--- Material provided ---

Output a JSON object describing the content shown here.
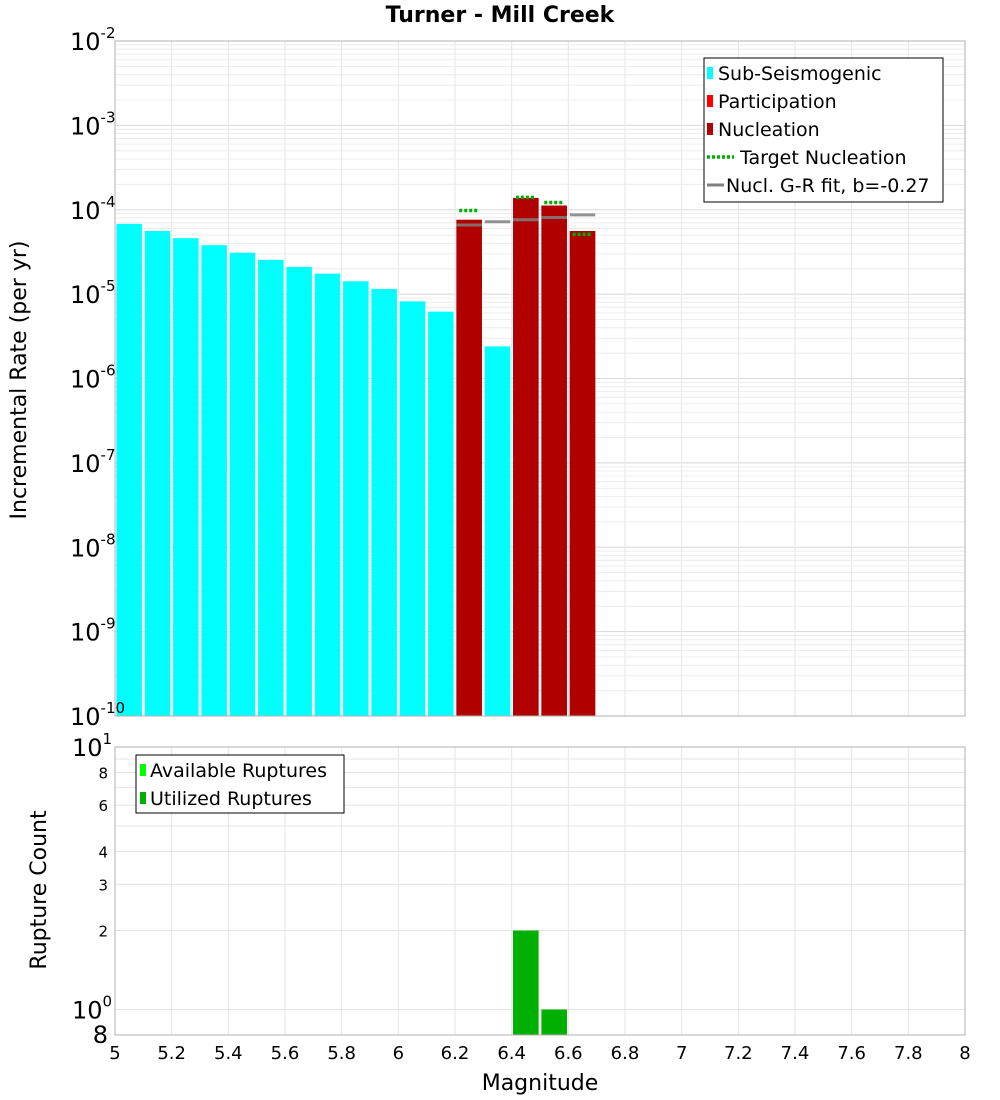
{
  "chart_data": [
    {
      "type": "bar",
      "title": "Turner - Mill Creek",
      "ylabel": "Incremental Rate (per yr)",
      "xlabel": "",
      "xlim": [
        5,
        8
      ],
      "ylim": [
        1e-10,
        0.01
      ],
      "yscale": "log",
      "grid": true,
      "legend_position": "top-right",
      "bar_width": 0.09,
      "y_ticks": [
        {
          "base": "10",
          "exp": "-10"
        },
        {
          "base": "10",
          "exp": "-9"
        },
        {
          "base": "10",
          "exp": "-8"
        },
        {
          "base": "10",
          "exp": "-7"
        },
        {
          "base": "10",
          "exp": "-6"
        },
        {
          "base": "10",
          "exp": "-5"
        },
        {
          "base": "10",
          "exp": "-4"
        },
        {
          "base": "10",
          "exp": "-3"
        },
        {
          "base": "10",
          "exp": "-2"
        }
      ],
      "series": [
        {
          "name": "Sub-Seismogenic",
          "color": "#00ffff",
          "kind": "bar",
          "x": [
            5.05,
            5.15,
            5.25,
            5.35,
            5.45,
            5.55,
            5.65,
            5.75,
            5.85,
            5.95,
            6.05,
            6.15,
            6.35
          ],
          "values": [
            6.8e-05,
            5.6e-05,
            4.6e-05,
            3.8e-05,
            3.1e-05,
            2.55e-05,
            2.1e-05,
            1.75e-05,
            1.42e-05,
            1.15e-05,
            8.2e-06,
            6.2e-06,
            2.4e-06
          ]
        },
        {
          "name": "Participation",
          "color": "#ff0000",
          "kind": "bar",
          "x": [
            6.25,
            6.45,
            6.55,
            6.65
          ],
          "values": [
            7.6e-05,
            0.000138,
            0.000112,
            5.6e-05
          ]
        },
        {
          "name": "Nucleation",
          "color": "#b00000",
          "kind": "bar",
          "x": [
            6.25,
            6.45,
            6.55,
            6.65
          ],
          "values": [
            7.6e-05,
            0.000138,
            0.000112,
            5.6e-05
          ]
        },
        {
          "name": "Target Nucleation",
          "color": "#00b000",
          "kind": "dotted-segment",
          "x": [
            6.25,
            6.45,
            6.55,
            6.65
          ],
          "values": [
            9.8e-05,
            0.00014,
            0.000122,
            5.1e-05
          ]
        },
        {
          "name": "Nucl. G-R fit, b=-0.27",
          "color": "#808080",
          "kind": "segment",
          "x": [
            6.25,
            6.35,
            6.45,
            6.55,
            6.65
          ],
          "values": [
            6.6e-05,
            7.2e-05,
            7.6e-05,
            8.1e-05,
            8.7e-05
          ]
        }
      ]
    },
    {
      "type": "bar",
      "title": "",
      "ylabel": "Rupture Count",
      "xlabel": "Magnitude",
      "xlim": [
        5,
        8
      ],
      "ylim": [
        0.8,
        10
      ],
      "yscale": "log",
      "grid": true,
      "legend_position": "top-left",
      "bar_width": 0.09,
      "x_ticks": [
        "5",
        "5.2",
        "5.4",
        "5.6",
        "5.8",
        "6",
        "6.2",
        "6.4",
        "6.6",
        "6.8",
        "7",
        "7.2",
        "7.4",
        "7.6",
        "7.8",
        "8"
      ],
      "y_major_ticks": [
        {
          "base": "10",
          "exp": "0",
          "value": 1
        },
        {
          "base": "10",
          "exp": "1",
          "value": 10
        }
      ],
      "y_minor_ticks": [
        {
          "label": "8",
          "value": 0.8
        },
        {
          "label": "2",
          "value": 2
        },
        {
          "label": "3",
          "value": 3
        },
        {
          "label": "4",
          "value": 4
        },
        {
          "label": "6",
          "value": 6
        },
        {
          "label": "8",
          "value": 8
        }
      ],
      "series": [
        {
          "name": "Available Ruptures",
          "color": "#00ff00",
          "kind": "bar",
          "x": [
            6.45,
            6.55
          ],
          "values": [
            2,
            1
          ]
        },
        {
          "name": "Utilized Ruptures",
          "color": "#00b000",
          "kind": "bar",
          "x": [
            6.45,
            6.55
          ],
          "values": [
            2,
            1
          ]
        }
      ]
    }
  ]
}
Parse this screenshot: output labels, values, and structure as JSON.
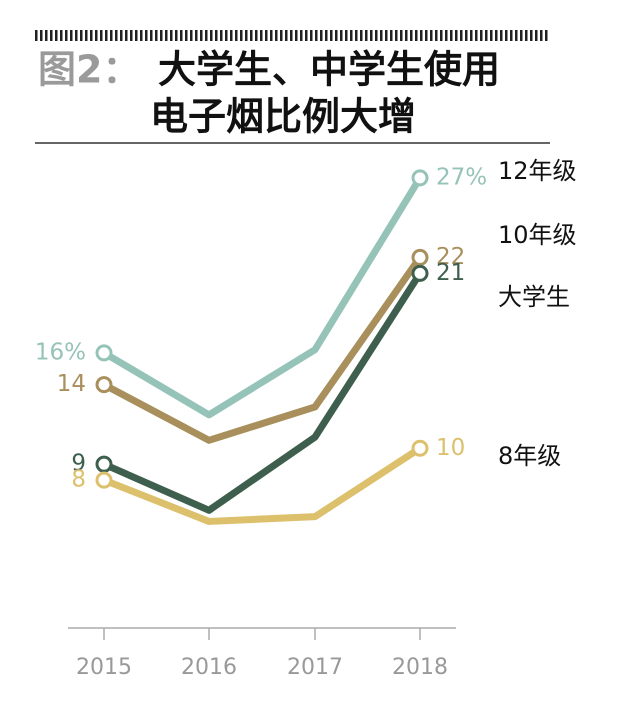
{
  "chart_data": {
    "type": "line",
    "figure_label": "图2：",
    "title_lines": [
      "大学生、中学生使用",
      "电子烟比例大增"
    ],
    "categories": [
      "2015",
      "2016",
      "2017",
      "2018"
    ],
    "ylim": [
      -1.3,
      28
    ],
    "series": [
      {
        "name": "12年级",
        "color": "#96c3b8",
        "values": [
          16,
          12.1,
          16.2,
          27
        ],
        "value_labels": [
          "16%",
          null,
          null,
          "27%"
        ]
      },
      {
        "name": "10年级",
        "color": "#a88f5c",
        "values": [
          14,
          10.5,
          12.6,
          22
        ]
      },
      {
        "name": "大学生",
        "color": "#3e5f4d",
        "values": [
          9,
          6.1,
          10.7,
          21
        ]
      },
      {
        "name": "8年级",
        "color": "#dcc06c",
        "values": [
          8,
          5.4,
          5.7,
          10
        ]
      }
    ]
  }
}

---

Set problem -
Your copy should consist only of the lines from the line holding "Parse this screenshot: output" through the final line of the listing above, both included, with all pictures omitted.

Exercise output -
Parse this screenshot: output labels, values, and structure as JSON.
{
  "chart_data": {
    "type": "line",
    "figure_label": "图2：",
    "title_lines": [
      "大学生、中学生使用",
      "电子烟比例大增"
    ],
    "categories": [
      "2015",
      "2016",
      "2017",
      "2018"
    ],
    "ylim": [
      -1.3,
      28
    ],
    "series": [
      {
        "name": "12年级",
        "color": "#96c3b8",
        "values": [
          16,
          12.1,
          16.2,
          27
        ],
        "value_labels": [
          "16%",
          null,
          null,
          "27%"
        ]
      },
      {
        "name": "10年级",
        "color": "#a88f5c",
        "values": [
          14,
          10.5,
          12.6,
          22
        ]
      },
      {
        "name": "大学生",
        "color": "#3e5f4d",
        "values": [
          9,
          6.1,
          10.7,
          21
        ]
      },
      {
        "name": "8年级",
        "color": "#dcc06c",
        "values": [
          8,
          5.4,
          5.7,
          10
        ]
      }
    ]
  }
}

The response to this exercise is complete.